• _Goal_:
Extract each line of the data and write it out again exactly.

Collected data:

((

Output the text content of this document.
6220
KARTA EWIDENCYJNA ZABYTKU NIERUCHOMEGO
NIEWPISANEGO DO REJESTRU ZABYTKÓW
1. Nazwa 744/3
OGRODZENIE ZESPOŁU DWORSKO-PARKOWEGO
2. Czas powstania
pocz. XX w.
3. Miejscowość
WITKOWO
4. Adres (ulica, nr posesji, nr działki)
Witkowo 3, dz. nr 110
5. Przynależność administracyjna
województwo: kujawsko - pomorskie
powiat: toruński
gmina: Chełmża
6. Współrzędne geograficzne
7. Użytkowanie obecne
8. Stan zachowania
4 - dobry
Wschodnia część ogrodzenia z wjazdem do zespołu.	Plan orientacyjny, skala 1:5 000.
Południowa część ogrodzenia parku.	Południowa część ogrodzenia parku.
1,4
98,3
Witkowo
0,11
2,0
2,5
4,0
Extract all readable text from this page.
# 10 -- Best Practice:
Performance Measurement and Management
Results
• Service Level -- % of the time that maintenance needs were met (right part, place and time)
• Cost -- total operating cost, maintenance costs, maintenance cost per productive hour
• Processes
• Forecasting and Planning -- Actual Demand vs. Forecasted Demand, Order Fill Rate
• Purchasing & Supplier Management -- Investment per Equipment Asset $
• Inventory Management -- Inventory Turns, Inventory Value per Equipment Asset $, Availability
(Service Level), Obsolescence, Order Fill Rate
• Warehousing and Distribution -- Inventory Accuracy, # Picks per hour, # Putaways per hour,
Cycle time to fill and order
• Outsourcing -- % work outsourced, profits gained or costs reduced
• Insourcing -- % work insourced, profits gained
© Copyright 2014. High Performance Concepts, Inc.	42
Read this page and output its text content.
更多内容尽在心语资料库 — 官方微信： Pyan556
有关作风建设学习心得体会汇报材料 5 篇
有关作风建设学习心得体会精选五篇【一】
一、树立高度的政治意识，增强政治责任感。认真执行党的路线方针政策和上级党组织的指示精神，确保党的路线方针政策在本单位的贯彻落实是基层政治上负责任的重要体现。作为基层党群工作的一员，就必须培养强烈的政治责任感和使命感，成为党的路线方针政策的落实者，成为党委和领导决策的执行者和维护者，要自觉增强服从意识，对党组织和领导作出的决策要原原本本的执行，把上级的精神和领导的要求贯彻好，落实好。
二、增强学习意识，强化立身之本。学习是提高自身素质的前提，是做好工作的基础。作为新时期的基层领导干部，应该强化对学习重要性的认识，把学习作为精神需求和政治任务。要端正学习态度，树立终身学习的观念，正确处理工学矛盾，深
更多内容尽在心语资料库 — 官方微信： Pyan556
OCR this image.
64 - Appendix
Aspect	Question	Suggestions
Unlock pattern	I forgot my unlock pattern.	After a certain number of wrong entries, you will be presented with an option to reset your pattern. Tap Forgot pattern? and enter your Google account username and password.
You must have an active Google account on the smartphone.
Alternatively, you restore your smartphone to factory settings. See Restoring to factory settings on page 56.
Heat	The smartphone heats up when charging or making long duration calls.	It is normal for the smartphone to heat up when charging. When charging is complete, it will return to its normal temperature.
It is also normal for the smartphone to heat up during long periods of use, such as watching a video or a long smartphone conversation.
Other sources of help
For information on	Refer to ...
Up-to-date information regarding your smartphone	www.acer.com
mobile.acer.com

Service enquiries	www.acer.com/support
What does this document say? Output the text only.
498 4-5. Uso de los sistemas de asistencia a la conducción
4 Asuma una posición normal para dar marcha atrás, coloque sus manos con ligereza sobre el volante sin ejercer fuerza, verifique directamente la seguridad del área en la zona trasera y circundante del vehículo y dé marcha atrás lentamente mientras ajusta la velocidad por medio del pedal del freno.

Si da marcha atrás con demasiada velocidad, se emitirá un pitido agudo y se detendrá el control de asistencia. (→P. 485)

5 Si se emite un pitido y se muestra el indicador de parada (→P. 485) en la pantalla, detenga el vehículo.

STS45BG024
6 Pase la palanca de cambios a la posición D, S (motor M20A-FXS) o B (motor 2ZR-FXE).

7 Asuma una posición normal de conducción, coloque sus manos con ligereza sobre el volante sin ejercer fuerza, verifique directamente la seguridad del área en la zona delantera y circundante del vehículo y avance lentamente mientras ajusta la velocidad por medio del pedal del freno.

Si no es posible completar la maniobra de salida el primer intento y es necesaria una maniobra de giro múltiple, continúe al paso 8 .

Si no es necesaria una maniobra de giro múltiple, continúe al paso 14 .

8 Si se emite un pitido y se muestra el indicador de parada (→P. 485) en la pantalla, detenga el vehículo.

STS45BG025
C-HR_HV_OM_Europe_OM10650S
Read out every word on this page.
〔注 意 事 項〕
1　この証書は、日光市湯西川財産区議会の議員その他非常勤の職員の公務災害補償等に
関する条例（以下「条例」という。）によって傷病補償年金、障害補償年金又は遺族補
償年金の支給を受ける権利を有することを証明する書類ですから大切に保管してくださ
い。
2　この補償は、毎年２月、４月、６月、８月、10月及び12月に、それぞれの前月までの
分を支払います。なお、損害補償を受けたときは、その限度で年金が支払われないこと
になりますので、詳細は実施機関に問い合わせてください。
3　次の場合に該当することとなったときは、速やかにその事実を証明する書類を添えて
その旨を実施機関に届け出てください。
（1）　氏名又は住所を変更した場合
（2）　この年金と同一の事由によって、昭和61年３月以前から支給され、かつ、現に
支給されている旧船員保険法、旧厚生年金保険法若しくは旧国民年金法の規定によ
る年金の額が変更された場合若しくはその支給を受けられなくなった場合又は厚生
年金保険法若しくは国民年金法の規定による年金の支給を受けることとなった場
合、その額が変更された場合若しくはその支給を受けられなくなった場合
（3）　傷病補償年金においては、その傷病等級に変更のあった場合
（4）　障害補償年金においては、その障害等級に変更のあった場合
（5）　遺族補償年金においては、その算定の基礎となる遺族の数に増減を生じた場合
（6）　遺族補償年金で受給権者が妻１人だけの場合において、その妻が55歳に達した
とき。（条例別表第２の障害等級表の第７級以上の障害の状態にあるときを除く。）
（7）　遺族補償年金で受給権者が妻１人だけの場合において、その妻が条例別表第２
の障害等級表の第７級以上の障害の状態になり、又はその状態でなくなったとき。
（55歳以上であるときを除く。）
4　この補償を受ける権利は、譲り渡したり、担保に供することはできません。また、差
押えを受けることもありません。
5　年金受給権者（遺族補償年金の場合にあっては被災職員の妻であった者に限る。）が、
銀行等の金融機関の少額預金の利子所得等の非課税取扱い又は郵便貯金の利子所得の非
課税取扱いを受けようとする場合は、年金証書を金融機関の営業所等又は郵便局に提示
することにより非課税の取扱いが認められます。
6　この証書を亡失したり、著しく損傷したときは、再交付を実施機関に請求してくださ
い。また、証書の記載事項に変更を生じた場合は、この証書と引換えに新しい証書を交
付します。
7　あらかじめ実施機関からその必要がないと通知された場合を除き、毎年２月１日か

))

• _Correct answer_:
Output the text content of this document.
6220
KARTA EWIDENCYJNA ZABYTKU NIERUCHOMEGO
NIEWPISANEGO DO REJESTRU ZABYTKÓW
1. Nazwa 744/3
OGRODZENIE ZESPOŁU DWORSKO-PARKOWEGO
2. Czas powstania
pocz. XX w.
3. Miejscowość
WITKOWO
4. Adres (ulica, nr posesji, nr działki)
Witkowo 3, dz. nr 110
5. Przynależność administracyjna
województwo: kujawsko - pomorskie
powiat: toruński
gmina: Chełmża
6. Współrzędne geograficzne
7. Użytkowanie obecne
8. Stan zachowania
4 - dobry
Wschodnia część ogrodzenia z wjazdem do zespołu.	Plan orientacyjny, skala 1:5 000.
Południowa część ogrodzenia parku.	Południowa część ogrodzenia parku.
1,4
98,3
Witkowo
0,11
2,0
2,5
4,0
Extract all readable text from this page.
# 10 -- Best Practice:
Performance Measurement and Management
Results
• Service Level -- % of the time that maintenance needs were met (right part, place and time)
• Cost -- total operating cost, maintenance costs, maintenance cost per productive hour
• Processes
• Forecasting and Planning -- Actual Demand vs. Forecasted Demand, Order Fill Rate
• Purchasing & Supplier Management -- Investment per Equipment Asset $
• Inventory Management -- Inventory Turns, Inventory Value per Equipment Asset $, Availability
(Service Level), Obsolescence, Order Fill Rate
• Warehousing and Distribution -- Inventory Accuracy, # Picks per hour, # Putaways per hour,
Cycle time to fill and order
• Outsourcing -- % work outsourced, profits gained or costs reduced
• Insourcing -- % work insourced, profits gained
© Copyright 2014. High Performance Concepts, Inc.	42
Read this page and output its text content.
更多内容尽在心语资料库 — 官方微信： Pyan556
有关作风建设学习心得体会汇报材料 5 篇
有关作风建设学习心得体会精选五篇【一】
一、树立高度的政治意识，增强政治责任感。认真执行党的路线方针政策和上级党组织的指示精神，确保党的路线方针政策在本单位的贯彻落实是基层政治上负责任的重要体现。作为基层党群工作的一员，就必须培养强烈的政治责任感和使命感，成为党的路线方针政策的落实者，成为党委和领导决策的执行者和维护者，要自觉增强服从意识，对党组织和领导作出的决策要原原本本的执行，把上级的精神和领导的要求贯彻好，落实好。
二、增强学习意识，强化立身之本。学习是提高自身素质的前提，是做好工作的基础。作为新时期的基层领导干部，应该强化对学习重要性的认识，把学习作为精神需求和政治任务。要端正学习态度，树立终身学习的观念，正确处理工学矛盾，深
更多内容尽在心语资料库 — 官方微信： Pyan556
OCR this image.
64 - Appendix
Aspect	Question	Suggestions
Unlock pattern	I forgot my unlock pattern.	After a certain number of wrong entries, you will be presented with an option to reset your pattern. Tap Forgot pattern? and enter your Google account username and password.
You must have an active Google account on the smartphone.
Alternatively, you restore your smartphone to factory settings. See Restoring to factory settings on page 56.
Heat	The smartphone heats up when charging or making long duration calls.	It is normal for the smartphone to heat up when charging. When charging is complete, it will return to its normal temperature.
It is also normal for the smartphone to heat up during long periods of use, such as watching a video or a long smartphone conversation.
Other sources of help
For information on	Refer to ...
Up-to-date information regarding your smartphone	www.acer.com
mobile.acer.com

Service enquiries	www.acer.com/support
What does this document say? Output the text only.
498 4-5. Uso de los sistemas de asistencia a la conducción
4 Asuma una posición normal para dar marcha atrás, coloque sus manos con ligereza sobre el volante sin ejercer fuerza, verifique directamente la seguridad del área en la zona trasera y circundante del vehículo y dé marcha atrás lentamente mientras ajusta la velocidad por medio del pedal del freno.

Si da marcha atrás con demasiada velocidad, se emitirá un pitido agudo y se detendrá el control de asistencia. (→P. 485)

5 Si se emite un pitido y se muestra el indicador de parada (→P. 485) en la pantalla, detenga el vehículo.

STS45BG024
6 Pase la palanca de cambios a la posición D, S (motor M20A-FXS) o B (motor 2ZR-FXE).

7 Asuma una posición normal de conducción, coloque sus manos con ligereza sobre el volante sin ejercer fuerza, verifique directamente la seguridad del área en la zona delantera y circundante del vehículo y avance lentamente mientras ajusta la velocidad por medio del pedal del freno.

Si no es posible completar la maniobra de salida el primer intento y es necesaria una maniobra de giro múltiple, continúe al paso 8 .

Si no es necesaria una maniobra de giro múltiple, continúe al paso 14 .

8 Si se emite un pitido y se muestra el indicador de parada (→P. 485) en la pantalla, detenga el vehículo.

STS45BG025
C-HR_HV_OM_Europe_OM10650S
Read out every word on this page.
〔注 意 事 項〕
1　この証書は、日光市湯西川財産区議会の議員その他非常勤の職員の公務災害補償等に
関する条例（以下「条例」という。）によって傷病補償年金、障害補償年金又は遺族補
償年金の支給を受ける権利を有することを証明する書類ですから大切に保管してくださ
い。
2　この補償は、毎年２月、４月、６月、８月、10月及び12月に、それぞれの前月までの
分を支払います。なお、損害補償を受けたときは、その限度で年金が支払われないこと
になりますので、詳細は実施機関に問い合わせてください。
3　次の場合に該当することとなったときは、速やかにその事実を証明する書類を添えて
その旨を実施機関に届け出てください。
（1）　氏名又は住所を変更した場合
（2）　この年金と同一の事由によって、昭和61年３月以前から支給され、かつ、現に
支給されている旧船員保険法、旧厚生年金保険法若しくは旧国民年金法の規定によ
る年金の額が変更された場合若しくはその支給を受けられなくなった場合又は厚生
年金保険法若しくは国民年金法の規定による年金の支給を受けることとなった場
合、その額が変更された場合若しくはその支給を受けられなくなった場合
（3）　傷病補償年金においては、その傷病等級に変更のあった場合
（4）　障害補償年金においては、その障害等級に変更のあった場合
（5）　遺族補償年金においては、その算定の基礎となる遺族の数に増減を生じた場合
（6）　遺族補償年金で受給権者が妻１人だけの場合において、その妻が55歳に達した
とき。（条例別表第２の障害等級表の第７級以上の障害の状態にあるときを除く。）
（7）　遺族補償年金で受給権者が妻１人だけの場合において、その妻が条例別表第２
の障害等級表の第７級以上の障害の状態になり、又はその状態でなくなったとき。
（55歳以上であるときを除く。）
4　この補償を受ける権利は、譲り渡したり、担保に供することはできません。また、差
押えを受けることもありません。
5　年金受給権者（遺族補償年金の場合にあっては被災職員の妻であった者に限る。）が、
銀行等の金融機関の少額預金の利子所得等の非課税取扱い又は郵便貯金の利子所得の非
課税取扱いを受けようとする場合は、年金証書を金融機関の営業所等又は郵便局に提示
することにより非課税の取扱いが認められます。
6　この証書を亡失したり、著しく損傷したときは、再交付を実施機関に請求してくださ
い。また、証書の記載事項に変更を生じた場合は、この証書と引換えに新しい証書を交
付します。
7　あらかじめ実施機関からその必要がないと通知された場合を除き、毎年２月１日か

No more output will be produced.